# THE TASK
Please repeat all of the lines that follow, exactly as written.

# Data excerpts
»»
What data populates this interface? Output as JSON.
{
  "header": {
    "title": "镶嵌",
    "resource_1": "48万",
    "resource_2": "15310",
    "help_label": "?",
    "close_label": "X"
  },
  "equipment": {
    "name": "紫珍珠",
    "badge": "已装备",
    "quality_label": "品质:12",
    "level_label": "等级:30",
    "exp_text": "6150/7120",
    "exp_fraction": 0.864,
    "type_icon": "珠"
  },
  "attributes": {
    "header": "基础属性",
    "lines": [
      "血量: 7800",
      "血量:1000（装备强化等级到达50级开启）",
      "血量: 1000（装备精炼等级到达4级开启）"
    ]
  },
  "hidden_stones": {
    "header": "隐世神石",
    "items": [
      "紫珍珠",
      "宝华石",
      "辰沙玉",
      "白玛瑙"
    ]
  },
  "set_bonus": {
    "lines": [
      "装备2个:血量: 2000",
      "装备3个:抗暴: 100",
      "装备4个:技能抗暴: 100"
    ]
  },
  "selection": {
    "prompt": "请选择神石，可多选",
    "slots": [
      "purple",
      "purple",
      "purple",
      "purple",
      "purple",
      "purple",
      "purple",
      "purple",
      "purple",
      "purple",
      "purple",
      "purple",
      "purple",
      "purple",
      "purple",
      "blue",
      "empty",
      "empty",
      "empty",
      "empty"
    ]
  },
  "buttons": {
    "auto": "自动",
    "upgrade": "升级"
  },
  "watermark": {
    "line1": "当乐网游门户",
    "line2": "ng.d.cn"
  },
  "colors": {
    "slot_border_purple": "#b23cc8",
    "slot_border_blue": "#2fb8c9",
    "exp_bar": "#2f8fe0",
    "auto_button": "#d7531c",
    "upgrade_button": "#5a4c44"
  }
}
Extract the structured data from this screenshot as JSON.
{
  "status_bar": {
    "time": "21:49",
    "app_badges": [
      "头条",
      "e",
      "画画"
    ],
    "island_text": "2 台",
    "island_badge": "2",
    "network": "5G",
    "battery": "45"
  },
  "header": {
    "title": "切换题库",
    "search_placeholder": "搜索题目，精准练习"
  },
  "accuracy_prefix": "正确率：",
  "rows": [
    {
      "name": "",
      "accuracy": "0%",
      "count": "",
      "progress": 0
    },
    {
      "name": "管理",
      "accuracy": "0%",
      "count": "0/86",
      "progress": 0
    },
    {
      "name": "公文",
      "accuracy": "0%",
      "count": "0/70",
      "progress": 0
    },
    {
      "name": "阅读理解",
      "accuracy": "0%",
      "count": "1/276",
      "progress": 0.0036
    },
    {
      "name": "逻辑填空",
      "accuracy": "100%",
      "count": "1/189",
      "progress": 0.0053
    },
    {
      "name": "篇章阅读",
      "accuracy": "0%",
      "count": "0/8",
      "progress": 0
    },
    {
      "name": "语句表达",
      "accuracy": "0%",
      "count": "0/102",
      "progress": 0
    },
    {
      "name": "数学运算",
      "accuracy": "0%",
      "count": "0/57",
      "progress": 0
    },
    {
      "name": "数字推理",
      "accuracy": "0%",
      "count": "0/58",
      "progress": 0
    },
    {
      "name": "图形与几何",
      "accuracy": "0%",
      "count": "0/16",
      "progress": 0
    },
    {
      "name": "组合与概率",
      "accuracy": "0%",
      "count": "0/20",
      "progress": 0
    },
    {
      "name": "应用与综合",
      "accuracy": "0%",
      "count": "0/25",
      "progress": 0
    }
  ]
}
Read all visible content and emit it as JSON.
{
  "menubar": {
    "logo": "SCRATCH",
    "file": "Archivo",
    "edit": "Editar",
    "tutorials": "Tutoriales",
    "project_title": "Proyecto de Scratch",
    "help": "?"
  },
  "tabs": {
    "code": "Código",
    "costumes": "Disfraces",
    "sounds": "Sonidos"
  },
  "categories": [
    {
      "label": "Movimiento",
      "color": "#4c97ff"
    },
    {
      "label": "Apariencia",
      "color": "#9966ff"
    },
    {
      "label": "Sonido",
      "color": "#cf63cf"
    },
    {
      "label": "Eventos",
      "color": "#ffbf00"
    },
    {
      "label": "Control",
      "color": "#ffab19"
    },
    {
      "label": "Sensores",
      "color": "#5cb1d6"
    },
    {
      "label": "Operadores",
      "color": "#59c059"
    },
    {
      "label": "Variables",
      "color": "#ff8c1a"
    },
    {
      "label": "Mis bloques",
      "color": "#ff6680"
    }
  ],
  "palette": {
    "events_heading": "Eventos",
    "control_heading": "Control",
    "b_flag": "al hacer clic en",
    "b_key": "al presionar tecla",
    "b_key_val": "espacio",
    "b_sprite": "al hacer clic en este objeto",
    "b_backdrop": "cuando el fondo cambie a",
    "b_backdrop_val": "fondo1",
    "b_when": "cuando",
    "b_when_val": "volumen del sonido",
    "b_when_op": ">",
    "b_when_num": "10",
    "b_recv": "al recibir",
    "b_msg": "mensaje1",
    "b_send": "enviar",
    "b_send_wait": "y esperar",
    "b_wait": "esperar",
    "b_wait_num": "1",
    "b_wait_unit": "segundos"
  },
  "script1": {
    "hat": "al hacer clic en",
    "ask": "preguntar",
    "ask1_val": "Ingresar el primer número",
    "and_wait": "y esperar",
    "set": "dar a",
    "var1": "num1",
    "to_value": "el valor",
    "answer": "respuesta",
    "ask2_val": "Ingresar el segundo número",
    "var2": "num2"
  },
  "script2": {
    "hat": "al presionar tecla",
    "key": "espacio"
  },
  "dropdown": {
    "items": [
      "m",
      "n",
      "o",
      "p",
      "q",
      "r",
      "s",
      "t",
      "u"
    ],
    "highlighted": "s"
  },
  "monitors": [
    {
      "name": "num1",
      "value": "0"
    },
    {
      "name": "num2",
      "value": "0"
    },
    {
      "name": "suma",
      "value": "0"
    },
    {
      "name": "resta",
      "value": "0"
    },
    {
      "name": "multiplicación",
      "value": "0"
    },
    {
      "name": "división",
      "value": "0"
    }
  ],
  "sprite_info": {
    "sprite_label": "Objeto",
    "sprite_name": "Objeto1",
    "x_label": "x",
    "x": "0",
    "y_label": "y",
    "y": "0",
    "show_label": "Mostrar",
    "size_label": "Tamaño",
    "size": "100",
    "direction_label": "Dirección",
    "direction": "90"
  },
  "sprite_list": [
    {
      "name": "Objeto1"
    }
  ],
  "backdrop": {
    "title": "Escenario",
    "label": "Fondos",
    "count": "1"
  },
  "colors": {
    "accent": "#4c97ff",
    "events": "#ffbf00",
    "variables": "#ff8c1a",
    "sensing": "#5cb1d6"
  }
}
««
# RESULT
What data populates this interface? Output as JSON.
{
  "header": {
    "title": "镶嵌",
    "resource_1": "48万",
    "resource_2": "15310",
    "help_label": "?",
    "close_label": "X"
  },
  "equipment": {
    "name": "紫珍珠",
    "badge": "已装备",
    "quality_label": "品质:12",
    "level_label": "等级:30",
    "exp_text": "6150/7120",
    "exp_fraction": 0.864,
    "type_icon": "珠"
  },
  "attributes": {
    "header": "基础属性",
    "lines": [
      "血量: 7800",
      "血量:1000（装备强化等级到达50级开启）",
      "血量: 1000（装备精炼等级到达4级开启）"
    ]
  },
  "hidden_stones": {
    "header": "隐世神石",
    "items": [
      "紫珍珠",
      "宝华石",
      "辰沙玉",
      "白玛瑙"
    ]
  },
  "set_bonus": {
    "lines": [
      "装备2个:血量: 2000",
      "装备3个:抗暴: 100",
      "装备4个:技能抗暴: 100"
    ]
  },
  "selection": {
    "prompt": "请选择神石，可多选",
    "slots": [
      "purple",
      "purple",
      "purple",
      "purple",
      "purple",
      "purple",
      "purple",
      "purple",
      "purple",
      "purple",
      "purple",
      "purple",
      "purple",
      "purple",
      "purple",
      "blue",
      "empty",
      "empty",
      "empty",
      "empty"
    ]
  },
  "buttons": {
    "auto": "自动",
    "upgrade": "升级"
  },
  "watermark": {
    "line1": "当乐网游门户",
    "line2": "ng.d.cn"
  },
  "colors": {
    "slot_border_purple": "#b23cc8",
    "slot_border_blue": "#2fb8c9",
    "exp_bar": "#2f8fe0",
    "auto_button": "#d7531c",
    "upgrade_button": "#5a4c44"
  }
}
Extract the structured data from this screenshot as JSON.
{
  "status_bar": {
    "time": "21:49",
    "app_badges": [
      "头条",
      "e",
      "画画"
    ],
    "island_text": "2 台",
    "island_badge": "2",
    "network": "5G",
    "battery": "45"
  },
  "header": {
    "title": "切换题库",
    "search_placeholder": "搜索题目，精准练习"
  },
  "accuracy_prefix": "正确率：",
  "rows": [
    {
      "name": "",
      "accuracy": "0%",
      "count": "",
      "progress": 0
    },
    {
      "name": "管理",
      "accuracy": "0%",
      "count": "0/86",
      "progress": 0
    },
    {
      "name": "公文",
      "accuracy": "0%",
      "count": "0/70",
      "progress": 0
    },
    {
      "name": "阅读理解",
      "accuracy": "0%",
      "count": "1/276",
      "progress": 0.0036
    },
    {
      "name": "逻辑填空",
      "accuracy": "100%",
      "count": "1/189",
      "progress": 0.0053
    },
    {
      "name": "篇章阅读",
      "accuracy": "0%",
      "count": "0/8",
      "progress": 0
    },
    {
      "name": "语句表达",
      "accuracy": "0%",
      "count": "0/102",
      "progress": 0
    },
    {
      "name": "数学运算",
      "accuracy": "0%",
      "count": "0/57",
      "progress": 0
    },
    {
      "name": "数字推理",
      "accuracy": "0%",
      "count": "0/58",
      "progress": 0
    },
    {
      "name": "图形与几何",
      "accuracy": "0%",
      "count": "0/16",
      "progress": 0
    },
    {
      "name": "组合与概率",
      "accuracy": "0%",
      "count": "0/20",
      "progress": 0
    },
    {
      "name": "应用与综合",
      "accuracy": "0%",
      "count": "0/25",
      "progress": 0
    }
  ]
}
Read all visible content and emit it as JSON.
{
  "menubar": {
    "logo": "SCRATCH",
    "file": "Archivo",
    "edit": "Editar",
    "tutorials": "Tutoriales",
    "project_title": "Proyecto de Scratch",
    "help": "?"
  },
  "tabs": {
    "code": "Código",
    "costumes": "Disfraces",
    "sounds": "Sonidos"
  },
  "categories": [
    {
      "label": "Movimiento",
      "color": "#4c97ff"
    },
    {
      "label": "Apariencia",
      "color": "#9966ff"
    },
    {
      "label": "Sonido",
      "color": "#cf63cf"
    },
    {
      "label": "Eventos",
      "color": "#ffbf00"
    },
    {
      "label": "Control",
      "color": "#ffab19"
    },
    {
      "label": "Sensores",
      "color": "#5cb1d6"
    },
    {
      "label": "Operadores",
      "color": "#59c059"
    },
    {
      "label": "Variables",
      "color": "#ff8c1a"
    },
    {
      "label": "Mis bloques",
      "color": "#ff6680"
    }
  ],
  "palette": {
    "events_heading": "Eventos",
    "control_heading": "Control",
    "b_flag": "al hacer clic en",
    "b_key": "al presionar tecla",
    "b_key_val": "espacio",
    "b_sprite": "al hacer clic en este objeto",
    "b_backdrop": "cuando el fondo cambie a",
    "b_backdrop_val": "fondo1",
    "b_when": "cuando",
    "b_when_val": "volumen del sonido",
    "b_when_op": ">",
    "b_when_num": "10",
    "b_recv": "al recibir",
    "b_msg": "mensaje1",
    "b_send": "enviar",
    "b_send_wait": "y esperar",
    "b_wait": "esperar",
    "b_wait_num": "1",
    "b_wait_unit": "segundos"
  },
  "script1": {
    "hat": "al hacer clic en",
    "ask": "preguntar",
    "ask1_val": "Ingresar el primer número",
    "and_wait": "y esperar",
    "set": "dar a",
    "var1": "num1",
    "to_value": "el valor",
    "answer": "respuesta",
    "ask2_val": "Ingresar el segundo número",
    "var2": "num2"
  },
  "script2": {
    "hat": "al presionar tecla",
    "key": "espacio"
  },
  "dropdown": {
    "items": [
      "m",
      "n",
      "o",
      "p",
      "q",
      "r",
      "s",
      "t",
      "u"
    ],
    "highlighted": "s"
  },
  "monitors": [
    {
      "name": "num1",
      "value": "0"
    },
    {
      "name": "num2",
      "value": "0"
    },
    {
      "name": "suma",
      "value": "0"
    },
    {
      "name": "resta",
      "value": "0"
    },
    {
      "name": "multiplicación",
      "value": "0"
    },
    {
      "name": "división",
      "value": "0"
    }
  ],
  "sprite_info": {
    "sprite_label": "Objeto",
    "sprite_name": "Objeto1",
    "x_label": "x",
    "x": "0",
    "y_label": "y",
    "y": "0",
    "show_label": "Mostrar",
    "size_label": "Tamaño",
    "size": "100",
    "direction_label": "Dirección",
    "direction": "90"
  },
  "sprite_list": [
    {
      "name": "Objeto1"
    }
  ],
  "backdrop": {
    "title": "Escenario",
    "label": "Fondos",
    "count": "1"
  },
  "colors": {
    "accent": "#4c97ff",
    "events": "#ffbf00",
    "variables": "#ff8c1a",
    "sensing": "#5cb1d6"
  }
}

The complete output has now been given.